YOUR INSTRUCTIONS: Below are some records. Pull every line that contains the word "ذكره".

** begin ITEMS **

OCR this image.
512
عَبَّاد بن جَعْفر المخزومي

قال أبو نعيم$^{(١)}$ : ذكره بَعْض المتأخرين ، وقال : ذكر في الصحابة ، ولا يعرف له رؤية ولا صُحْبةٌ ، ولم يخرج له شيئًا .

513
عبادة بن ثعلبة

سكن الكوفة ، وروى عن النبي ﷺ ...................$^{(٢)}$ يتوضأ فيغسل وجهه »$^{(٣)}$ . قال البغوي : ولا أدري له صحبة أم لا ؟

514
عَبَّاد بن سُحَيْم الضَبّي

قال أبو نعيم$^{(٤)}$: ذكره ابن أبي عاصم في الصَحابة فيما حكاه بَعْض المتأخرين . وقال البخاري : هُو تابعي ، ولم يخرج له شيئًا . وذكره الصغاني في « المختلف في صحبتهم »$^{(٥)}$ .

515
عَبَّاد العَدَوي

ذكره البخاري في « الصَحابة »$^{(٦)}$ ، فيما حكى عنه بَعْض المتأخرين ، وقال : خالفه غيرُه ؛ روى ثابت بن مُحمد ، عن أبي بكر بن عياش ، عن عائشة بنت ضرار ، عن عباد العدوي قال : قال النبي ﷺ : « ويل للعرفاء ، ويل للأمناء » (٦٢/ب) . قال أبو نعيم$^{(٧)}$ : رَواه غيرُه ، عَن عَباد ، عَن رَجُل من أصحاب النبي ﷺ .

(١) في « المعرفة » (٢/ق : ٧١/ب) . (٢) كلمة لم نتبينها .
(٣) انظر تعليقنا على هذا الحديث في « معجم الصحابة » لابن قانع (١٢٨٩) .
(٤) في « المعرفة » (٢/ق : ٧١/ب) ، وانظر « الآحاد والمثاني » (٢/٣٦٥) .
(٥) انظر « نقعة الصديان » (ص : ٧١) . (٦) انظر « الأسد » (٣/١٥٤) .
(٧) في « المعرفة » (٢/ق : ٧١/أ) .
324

** end ITEMS **

EXERCISE RESULT:
قال أبو نعيم$^{(١)}$ : ذكره بَعْض المتأخرين ، وقال : ذكر في الصحابة ، ولا يعرف له رؤية ولا صُحْبةٌ ، ولم يخرج له شيئًا .
قال أبو نعيم$^{(٤)}$: ذكره ابن أبي عاصم في الصَحابة فيما حكاه بَعْض المتأخرين . وقال البخاري : هُو تابعي ، ولم يخرج له شيئًا . وذكره الصغاني في « المختلف في صحبتهم »$^{(٥)}$ .
ذكره البخاري في « الصَحابة »$^{(٦)}$ ، فيما حكى عنه بَعْض المتأخرين ، وقال : خالفه غيرُه ؛ روى ثابت بن مُحمد ، عن أبي بكر بن عياش ، عن عائشة بنت ضرار ، عن عباد العدوي قال : قال النبي ﷺ : « ويل للعرفاء ، ويل للأمناء » (٦٢/ب) . قال أبو نعيم$^{(٧)}$ : رَواه غيرُه ، عَن عَباد ، عَن رَجُل من أصحاب النبي ﷺ .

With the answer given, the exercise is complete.